(Listings of boxed layout items)
>> start

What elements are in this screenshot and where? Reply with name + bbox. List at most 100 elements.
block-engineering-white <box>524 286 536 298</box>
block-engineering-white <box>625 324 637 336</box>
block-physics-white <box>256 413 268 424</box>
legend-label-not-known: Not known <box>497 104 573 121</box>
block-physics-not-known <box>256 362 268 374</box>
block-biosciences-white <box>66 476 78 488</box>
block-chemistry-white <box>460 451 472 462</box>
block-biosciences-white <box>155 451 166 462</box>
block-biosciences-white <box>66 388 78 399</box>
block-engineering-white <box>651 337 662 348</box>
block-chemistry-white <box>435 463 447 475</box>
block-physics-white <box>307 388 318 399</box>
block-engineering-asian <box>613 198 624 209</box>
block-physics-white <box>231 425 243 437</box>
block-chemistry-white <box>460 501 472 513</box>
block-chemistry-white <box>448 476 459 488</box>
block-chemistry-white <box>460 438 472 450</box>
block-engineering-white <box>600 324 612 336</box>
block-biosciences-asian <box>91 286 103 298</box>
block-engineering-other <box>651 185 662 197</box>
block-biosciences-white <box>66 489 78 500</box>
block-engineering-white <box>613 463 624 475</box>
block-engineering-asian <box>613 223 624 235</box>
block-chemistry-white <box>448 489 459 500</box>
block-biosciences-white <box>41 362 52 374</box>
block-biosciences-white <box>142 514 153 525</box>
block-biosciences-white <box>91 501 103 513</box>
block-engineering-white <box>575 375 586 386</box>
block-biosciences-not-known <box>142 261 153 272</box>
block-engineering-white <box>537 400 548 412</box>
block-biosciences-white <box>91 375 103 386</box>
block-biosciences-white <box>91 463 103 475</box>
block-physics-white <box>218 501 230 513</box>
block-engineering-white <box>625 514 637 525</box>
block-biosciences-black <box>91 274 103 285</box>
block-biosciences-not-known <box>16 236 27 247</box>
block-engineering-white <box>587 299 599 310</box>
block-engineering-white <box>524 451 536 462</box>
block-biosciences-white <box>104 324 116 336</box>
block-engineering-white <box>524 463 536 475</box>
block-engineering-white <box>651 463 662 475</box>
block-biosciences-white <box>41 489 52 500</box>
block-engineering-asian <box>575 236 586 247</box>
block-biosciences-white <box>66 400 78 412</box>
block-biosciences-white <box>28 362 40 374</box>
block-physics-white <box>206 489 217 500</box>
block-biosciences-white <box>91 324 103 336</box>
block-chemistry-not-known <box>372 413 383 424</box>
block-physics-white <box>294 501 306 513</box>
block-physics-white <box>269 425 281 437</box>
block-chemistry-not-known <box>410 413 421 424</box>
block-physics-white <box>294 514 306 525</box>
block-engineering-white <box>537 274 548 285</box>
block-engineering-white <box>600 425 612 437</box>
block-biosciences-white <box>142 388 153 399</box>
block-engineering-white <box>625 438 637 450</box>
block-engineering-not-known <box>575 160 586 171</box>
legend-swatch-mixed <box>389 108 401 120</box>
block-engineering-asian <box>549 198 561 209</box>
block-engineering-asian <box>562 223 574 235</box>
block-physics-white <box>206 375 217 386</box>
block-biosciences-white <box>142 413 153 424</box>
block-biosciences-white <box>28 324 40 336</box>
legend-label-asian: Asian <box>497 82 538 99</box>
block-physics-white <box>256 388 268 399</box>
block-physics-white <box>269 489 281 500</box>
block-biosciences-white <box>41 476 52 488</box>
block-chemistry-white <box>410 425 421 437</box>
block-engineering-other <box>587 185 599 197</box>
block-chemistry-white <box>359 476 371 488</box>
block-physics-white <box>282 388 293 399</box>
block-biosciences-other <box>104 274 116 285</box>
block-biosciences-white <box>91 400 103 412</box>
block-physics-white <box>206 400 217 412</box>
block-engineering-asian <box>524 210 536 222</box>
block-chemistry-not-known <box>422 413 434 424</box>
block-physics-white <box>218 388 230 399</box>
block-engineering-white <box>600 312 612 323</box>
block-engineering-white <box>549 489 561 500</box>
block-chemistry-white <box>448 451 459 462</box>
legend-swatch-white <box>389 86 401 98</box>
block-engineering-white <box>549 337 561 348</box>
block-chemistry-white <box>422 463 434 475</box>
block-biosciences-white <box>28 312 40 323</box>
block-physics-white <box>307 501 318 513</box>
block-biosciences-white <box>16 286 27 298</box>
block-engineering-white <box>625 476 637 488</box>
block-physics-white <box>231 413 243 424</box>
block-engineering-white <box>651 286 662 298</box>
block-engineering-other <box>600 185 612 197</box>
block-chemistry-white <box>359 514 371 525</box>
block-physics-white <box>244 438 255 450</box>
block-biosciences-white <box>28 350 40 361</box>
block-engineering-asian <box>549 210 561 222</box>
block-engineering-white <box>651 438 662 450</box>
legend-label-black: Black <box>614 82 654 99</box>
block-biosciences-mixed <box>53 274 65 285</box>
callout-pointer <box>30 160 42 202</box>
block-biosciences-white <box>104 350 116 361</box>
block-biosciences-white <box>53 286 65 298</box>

>> end

*WHAT IS EXPECTED*
Extract every line of the records above and reproduce each one without any change.

*OUTPUT OF THE EXERCISE*
What elements are in this screenshot and where? Reply with name + bbox. List at most 100 elements.
block-engineering-white <box>524 286 536 298</box>
block-engineering-white <box>625 324 637 336</box>
block-physics-white <box>256 413 268 424</box>
legend-label-not-known: Not known <box>497 104 573 121</box>
block-physics-not-known <box>256 362 268 374</box>
block-biosciences-white <box>66 476 78 488</box>
block-chemistry-white <box>460 451 472 462</box>
block-biosciences-white <box>155 451 166 462</box>
block-biosciences-white <box>66 388 78 399</box>
block-engineering-white <box>651 337 662 348</box>
block-chemistry-white <box>435 463 447 475</box>
block-physics-white <box>307 388 318 399</box>
block-engineering-asian <box>613 198 624 209</box>
block-physics-white <box>231 425 243 437</box>
block-chemistry-white <box>460 501 472 513</box>
block-chemistry-white <box>448 476 459 488</box>
block-chemistry-white <box>460 438 472 450</box>
block-engineering-white <box>600 324 612 336</box>
block-biosciences-asian <box>91 286 103 298</box>
block-engineering-other <box>651 185 662 197</box>
block-biosciences-white <box>66 489 78 500</box>
block-engineering-white <box>613 463 624 475</box>
block-engineering-asian <box>613 223 624 235</box>
block-chemistry-white <box>448 489 459 500</box>
block-biosciences-white <box>41 362 52 374</box>
block-biosciences-white <box>142 514 153 525</box>
block-biosciences-white <box>91 501 103 513</box>
block-engineering-white <box>575 375 586 386</box>
block-biosciences-not-known <box>142 261 153 272</box>
block-engineering-white <box>537 400 548 412</box>
block-biosciences-white <box>91 375 103 386</box>
block-biosciences-white <box>91 463 103 475</box>
block-physics-white <box>218 501 230 513</box>
block-engineering-white <box>625 514 637 525</box>
block-biosciences-black <box>91 274 103 285</box>
block-biosciences-not-known <box>16 236 27 247</box>
block-engineering-white <box>587 299 599 310</box>
block-engineering-white <box>524 451 536 462</box>
block-biosciences-white <box>104 324 116 336</box>
block-engineering-white <box>524 463 536 475</box>
block-engineering-white <box>651 463 662 475</box>
block-biosciences-white <box>41 489 52 500</box>
block-engineering-asian <box>575 236 586 247</box>
block-biosciences-white <box>66 400 78 412</box>
block-biosciences-white <box>28 362 40 374</box>
block-physics-white <box>206 489 217 500</box>
block-biosciences-white <box>91 324 103 336</box>
block-chemistry-not-known <box>372 413 383 424</box>
block-physics-white <box>294 501 306 513</box>
block-physics-white <box>269 425 281 437</box>
block-chemistry-not-known <box>410 413 421 424</box>
block-physics-white <box>294 514 306 525</box>
block-engineering-white <box>537 274 548 285</box>
block-engineering-white <box>600 425 612 437</box>
block-biosciences-white <box>142 388 153 399</box>
block-engineering-white <box>625 438 637 450</box>
block-engineering-not-known <box>575 160 586 171</box>
legend-swatch-mixed <box>389 108 401 120</box>
block-engineering-asian <box>549 198 561 209</box>
block-engineering-asian <box>562 223 574 235</box>
block-physics-white <box>206 375 217 386</box>
block-biosciences-white <box>142 413 153 424</box>
block-biosciences-white <box>28 324 40 336</box>
legend-label-asian: Asian <box>497 82 538 99</box>
block-physics-white <box>256 388 268 399</box>
block-physics-white <box>269 489 281 500</box>
block-biosciences-white <box>41 476 52 488</box>
block-chemistry-white <box>410 425 421 437</box>
block-engineering-other <box>587 185 599 197</box>
block-chemistry-white <box>359 476 371 488</box>
block-physics-white <box>282 388 293 399</box>
block-biosciences-other <box>104 274 116 285</box>
block-biosciences-white <box>91 400 103 412</box>
block-physics-white <box>206 400 217 412</box>
block-engineering-asian <box>524 210 536 222</box>
block-chemistry-not-known <box>422 413 434 424</box>
block-physics-white <box>218 388 230 399</box>
block-engineering-white <box>600 312 612 323</box>
block-engineering-white <box>549 489 561 500</box>
block-chemistry-white <box>448 451 459 462</box>
legend-swatch-white <box>389 86 401 98</box>
block-engineering-white <box>549 337 561 348</box>
block-chemistry-white <box>422 463 434 475</box>
block-biosciences-white <box>28 312 40 323</box>
block-physics-white <box>307 501 318 513</box>
block-biosciences-white <box>16 286 27 298</box>
block-engineering-white <box>625 476 637 488</box>
block-physics-white <box>231 413 243 424</box>
block-engineering-white <box>651 286 662 298</box>
block-engineering-other <box>600 185 612 197</box>
block-chemistry-white <box>359 514 371 525</box>
block-physics-white <box>244 438 255 450</box>
block-biosciences-white <box>28 350 40 361</box>
block-engineering-asian <box>549 210 561 222</box>
block-engineering-white <box>651 438 662 450</box>
legend-label-black: Black <box>614 82 654 99</box>
block-biosciences-mixed <box>53 274 65 285</box>
callout-pointer <box>30 160 42 202</box>
block-biosciences-white <box>104 350 116 361</box>
block-biosciences-white <box>53 286 65 298</box>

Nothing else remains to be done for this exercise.